### Instructions for the task
Reproduce the material verbatim, from its first line up to and including the line that contains "heatmap-cell-low bbox=[111, 124, 116, 139]".

───── Exercise inputs ─────

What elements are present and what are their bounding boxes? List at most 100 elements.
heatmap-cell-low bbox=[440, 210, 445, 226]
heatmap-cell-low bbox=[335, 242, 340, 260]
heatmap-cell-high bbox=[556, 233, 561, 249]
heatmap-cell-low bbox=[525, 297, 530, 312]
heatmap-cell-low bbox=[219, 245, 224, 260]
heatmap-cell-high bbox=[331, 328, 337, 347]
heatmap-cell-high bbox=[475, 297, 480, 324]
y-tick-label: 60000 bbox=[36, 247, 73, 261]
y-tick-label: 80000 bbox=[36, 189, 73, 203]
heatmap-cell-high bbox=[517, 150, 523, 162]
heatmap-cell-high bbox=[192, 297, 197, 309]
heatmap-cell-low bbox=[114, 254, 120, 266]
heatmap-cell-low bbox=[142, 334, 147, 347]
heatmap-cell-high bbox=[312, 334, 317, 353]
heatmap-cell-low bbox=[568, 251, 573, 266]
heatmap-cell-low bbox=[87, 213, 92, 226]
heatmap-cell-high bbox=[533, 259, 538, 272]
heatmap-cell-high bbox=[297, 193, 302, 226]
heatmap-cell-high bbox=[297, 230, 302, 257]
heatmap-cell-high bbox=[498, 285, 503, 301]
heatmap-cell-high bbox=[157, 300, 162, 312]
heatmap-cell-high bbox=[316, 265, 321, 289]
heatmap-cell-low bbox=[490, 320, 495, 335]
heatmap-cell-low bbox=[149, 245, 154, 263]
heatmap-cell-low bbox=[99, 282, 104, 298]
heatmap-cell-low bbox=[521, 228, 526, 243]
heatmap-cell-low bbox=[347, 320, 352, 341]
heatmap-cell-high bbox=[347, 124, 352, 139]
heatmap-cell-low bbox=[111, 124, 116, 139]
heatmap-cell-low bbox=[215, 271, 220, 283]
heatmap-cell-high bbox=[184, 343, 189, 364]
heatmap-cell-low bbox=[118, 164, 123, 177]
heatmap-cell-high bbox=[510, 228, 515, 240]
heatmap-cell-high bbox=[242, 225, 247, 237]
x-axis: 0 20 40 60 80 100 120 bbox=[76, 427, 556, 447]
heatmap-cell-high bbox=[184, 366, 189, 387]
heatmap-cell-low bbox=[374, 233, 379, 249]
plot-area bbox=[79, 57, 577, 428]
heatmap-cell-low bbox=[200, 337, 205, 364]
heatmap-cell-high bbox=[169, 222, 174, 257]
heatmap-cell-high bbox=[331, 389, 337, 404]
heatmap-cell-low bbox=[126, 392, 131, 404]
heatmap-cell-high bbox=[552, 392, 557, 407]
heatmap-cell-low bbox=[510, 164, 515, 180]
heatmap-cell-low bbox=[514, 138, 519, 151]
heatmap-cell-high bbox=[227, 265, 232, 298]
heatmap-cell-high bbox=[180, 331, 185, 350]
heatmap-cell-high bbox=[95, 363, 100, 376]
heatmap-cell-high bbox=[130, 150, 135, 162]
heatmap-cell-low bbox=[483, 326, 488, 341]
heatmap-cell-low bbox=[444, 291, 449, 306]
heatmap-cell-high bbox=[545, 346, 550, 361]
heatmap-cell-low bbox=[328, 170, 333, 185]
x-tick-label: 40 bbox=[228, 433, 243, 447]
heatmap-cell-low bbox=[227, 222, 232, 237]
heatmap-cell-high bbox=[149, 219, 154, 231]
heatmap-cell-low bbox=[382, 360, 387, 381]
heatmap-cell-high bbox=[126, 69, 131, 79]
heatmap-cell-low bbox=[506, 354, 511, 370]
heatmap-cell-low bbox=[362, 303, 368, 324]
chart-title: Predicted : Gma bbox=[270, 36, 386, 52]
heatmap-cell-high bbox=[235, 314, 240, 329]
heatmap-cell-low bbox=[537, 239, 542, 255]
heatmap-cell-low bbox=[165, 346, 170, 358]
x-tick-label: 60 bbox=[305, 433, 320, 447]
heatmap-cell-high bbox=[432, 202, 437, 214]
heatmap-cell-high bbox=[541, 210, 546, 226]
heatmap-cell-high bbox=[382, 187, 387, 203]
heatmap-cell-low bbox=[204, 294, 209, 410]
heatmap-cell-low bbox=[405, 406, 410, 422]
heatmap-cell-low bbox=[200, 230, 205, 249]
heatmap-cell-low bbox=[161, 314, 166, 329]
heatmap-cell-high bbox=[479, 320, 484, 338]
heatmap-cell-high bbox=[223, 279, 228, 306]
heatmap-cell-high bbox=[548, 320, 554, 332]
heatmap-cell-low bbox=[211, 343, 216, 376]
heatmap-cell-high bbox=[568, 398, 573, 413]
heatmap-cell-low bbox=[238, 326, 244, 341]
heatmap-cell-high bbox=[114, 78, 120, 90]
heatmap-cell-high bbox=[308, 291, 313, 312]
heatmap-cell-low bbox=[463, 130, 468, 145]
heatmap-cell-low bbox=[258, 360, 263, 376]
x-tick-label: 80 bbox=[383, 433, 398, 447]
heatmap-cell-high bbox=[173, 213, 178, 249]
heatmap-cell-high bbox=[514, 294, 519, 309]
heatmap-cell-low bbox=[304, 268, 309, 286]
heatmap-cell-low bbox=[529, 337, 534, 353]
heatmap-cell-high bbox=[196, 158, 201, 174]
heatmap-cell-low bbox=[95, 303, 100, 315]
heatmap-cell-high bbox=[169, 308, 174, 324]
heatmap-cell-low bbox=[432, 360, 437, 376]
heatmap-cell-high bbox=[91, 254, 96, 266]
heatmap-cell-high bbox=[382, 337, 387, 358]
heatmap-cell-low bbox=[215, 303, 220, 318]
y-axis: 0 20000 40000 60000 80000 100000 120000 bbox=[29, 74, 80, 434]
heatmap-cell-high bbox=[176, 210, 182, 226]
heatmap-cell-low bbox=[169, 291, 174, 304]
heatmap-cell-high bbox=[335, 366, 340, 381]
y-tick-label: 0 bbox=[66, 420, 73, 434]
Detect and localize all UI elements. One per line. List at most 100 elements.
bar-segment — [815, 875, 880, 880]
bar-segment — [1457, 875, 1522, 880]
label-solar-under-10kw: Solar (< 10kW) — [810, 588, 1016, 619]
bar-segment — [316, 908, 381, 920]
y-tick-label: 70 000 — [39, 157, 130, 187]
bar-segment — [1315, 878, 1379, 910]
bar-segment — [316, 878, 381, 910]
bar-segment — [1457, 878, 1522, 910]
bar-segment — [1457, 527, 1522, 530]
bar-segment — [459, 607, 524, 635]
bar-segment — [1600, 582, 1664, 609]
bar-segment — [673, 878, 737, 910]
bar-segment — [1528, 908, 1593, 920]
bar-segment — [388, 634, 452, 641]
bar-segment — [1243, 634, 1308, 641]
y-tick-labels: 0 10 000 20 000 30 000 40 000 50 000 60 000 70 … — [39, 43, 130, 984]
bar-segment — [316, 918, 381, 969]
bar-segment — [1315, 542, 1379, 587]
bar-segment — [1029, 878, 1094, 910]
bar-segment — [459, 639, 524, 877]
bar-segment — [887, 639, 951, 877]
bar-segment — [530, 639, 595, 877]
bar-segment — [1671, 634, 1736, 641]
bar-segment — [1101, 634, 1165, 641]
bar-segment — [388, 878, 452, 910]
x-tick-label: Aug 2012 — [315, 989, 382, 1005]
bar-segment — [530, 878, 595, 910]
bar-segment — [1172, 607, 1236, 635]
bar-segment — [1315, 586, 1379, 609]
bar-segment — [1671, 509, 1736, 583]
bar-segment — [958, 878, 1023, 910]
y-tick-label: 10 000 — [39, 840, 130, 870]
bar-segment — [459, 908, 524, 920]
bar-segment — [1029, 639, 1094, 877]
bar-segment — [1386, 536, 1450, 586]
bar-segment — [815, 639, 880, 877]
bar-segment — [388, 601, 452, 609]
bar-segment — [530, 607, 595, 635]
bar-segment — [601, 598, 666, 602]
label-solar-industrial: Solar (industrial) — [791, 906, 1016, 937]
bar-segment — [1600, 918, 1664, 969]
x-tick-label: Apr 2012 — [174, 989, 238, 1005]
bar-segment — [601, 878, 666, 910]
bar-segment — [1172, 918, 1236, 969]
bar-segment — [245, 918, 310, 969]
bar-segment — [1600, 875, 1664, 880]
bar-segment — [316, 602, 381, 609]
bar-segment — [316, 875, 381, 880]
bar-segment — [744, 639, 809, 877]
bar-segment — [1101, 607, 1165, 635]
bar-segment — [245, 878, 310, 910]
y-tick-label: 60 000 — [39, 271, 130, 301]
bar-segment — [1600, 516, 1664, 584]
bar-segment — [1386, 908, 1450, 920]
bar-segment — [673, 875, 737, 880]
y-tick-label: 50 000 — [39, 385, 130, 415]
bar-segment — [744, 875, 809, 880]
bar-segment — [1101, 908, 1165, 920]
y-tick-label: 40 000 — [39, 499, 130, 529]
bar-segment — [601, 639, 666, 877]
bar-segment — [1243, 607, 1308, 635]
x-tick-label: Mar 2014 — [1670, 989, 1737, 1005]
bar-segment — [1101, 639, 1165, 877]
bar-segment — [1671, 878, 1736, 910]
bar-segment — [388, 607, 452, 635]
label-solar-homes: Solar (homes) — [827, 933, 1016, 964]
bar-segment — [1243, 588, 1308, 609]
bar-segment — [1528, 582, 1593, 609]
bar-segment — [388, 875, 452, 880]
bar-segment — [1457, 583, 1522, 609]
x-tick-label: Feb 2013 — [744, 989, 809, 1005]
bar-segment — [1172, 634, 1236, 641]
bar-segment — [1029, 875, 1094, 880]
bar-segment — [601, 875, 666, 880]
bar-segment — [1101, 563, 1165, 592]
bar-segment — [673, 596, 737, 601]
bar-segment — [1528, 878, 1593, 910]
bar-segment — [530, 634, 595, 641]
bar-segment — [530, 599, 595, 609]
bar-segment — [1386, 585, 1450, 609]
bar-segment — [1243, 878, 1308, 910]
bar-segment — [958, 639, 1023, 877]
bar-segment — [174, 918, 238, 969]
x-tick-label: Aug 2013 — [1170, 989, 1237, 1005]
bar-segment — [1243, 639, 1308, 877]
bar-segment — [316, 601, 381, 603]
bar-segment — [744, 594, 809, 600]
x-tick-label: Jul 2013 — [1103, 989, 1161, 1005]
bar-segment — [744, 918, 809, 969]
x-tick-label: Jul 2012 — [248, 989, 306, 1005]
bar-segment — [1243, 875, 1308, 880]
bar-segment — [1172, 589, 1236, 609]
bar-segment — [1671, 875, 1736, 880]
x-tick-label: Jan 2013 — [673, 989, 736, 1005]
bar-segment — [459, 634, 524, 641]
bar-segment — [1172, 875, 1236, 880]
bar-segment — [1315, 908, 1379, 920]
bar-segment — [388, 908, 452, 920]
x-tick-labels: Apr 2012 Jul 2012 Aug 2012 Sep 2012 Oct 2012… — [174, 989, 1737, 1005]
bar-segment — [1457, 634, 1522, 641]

─────

### Exercise answer
What elements are present and what are their bounding boxes? List at most 100 elements.
heatmap-cell-low bbox=[440, 210, 445, 226]
heatmap-cell-low bbox=[335, 242, 340, 260]
heatmap-cell-high bbox=[556, 233, 561, 249]
heatmap-cell-low bbox=[525, 297, 530, 312]
heatmap-cell-low bbox=[219, 245, 224, 260]
heatmap-cell-high bbox=[331, 328, 337, 347]
heatmap-cell-high bbox=[475, 297, 480, 324]
y-tick-label: 60000 bbox=[36, 247, 73, 261]
y-tick-label: 80000 bbox=[36, 189, 73, 203]
heatmap-cell-high bbox=[517, 150, 523, 162]
heatmap-cell-high bbox=[192, 297, 197, 309]
heatmap-cell-low bbox=[114, 254, 120, 266]
heatmap-cell-low bbox=[142, 334, 147, 347]
heatmap-cell-high bbox=[312, 334, 317, 353]
heatmap-cell-low bbox=[568, 251, 573, 266]
heatmap-cell-low bbox=[87, 213, 92, 226]
heatmap-cell-high bbox=[533, 259, 538, 272]
heatmap-cell-high bbox=[297, 193, 302, 226]
heatmap-cell-high bbox=[297, 230, 302, 257]
heatmap-cell-high bbox=[498, 285, 503, 301]
heatmap-cell-high bbox=[157, 300, 162, 312]
heatmap-cell-high bbox=[316, 265, 321, 289]
heatmap-cell-low bbox=[490, 320, 495, 335]
heatmap-cell-low bbox=[149, 245, 154, 263]
heatmap-cell-low bbox=[99, 282, 104, 298]
heatmap-cell-low bbox=[521, 228, 526, 243]
heatmap-cell-low bbox=[347, 320, 352, 341]
heatmap-cell-high bbox=[347, 124, 352, 139]
heatmap-cell-low bbox=[111, 124, 116, 139]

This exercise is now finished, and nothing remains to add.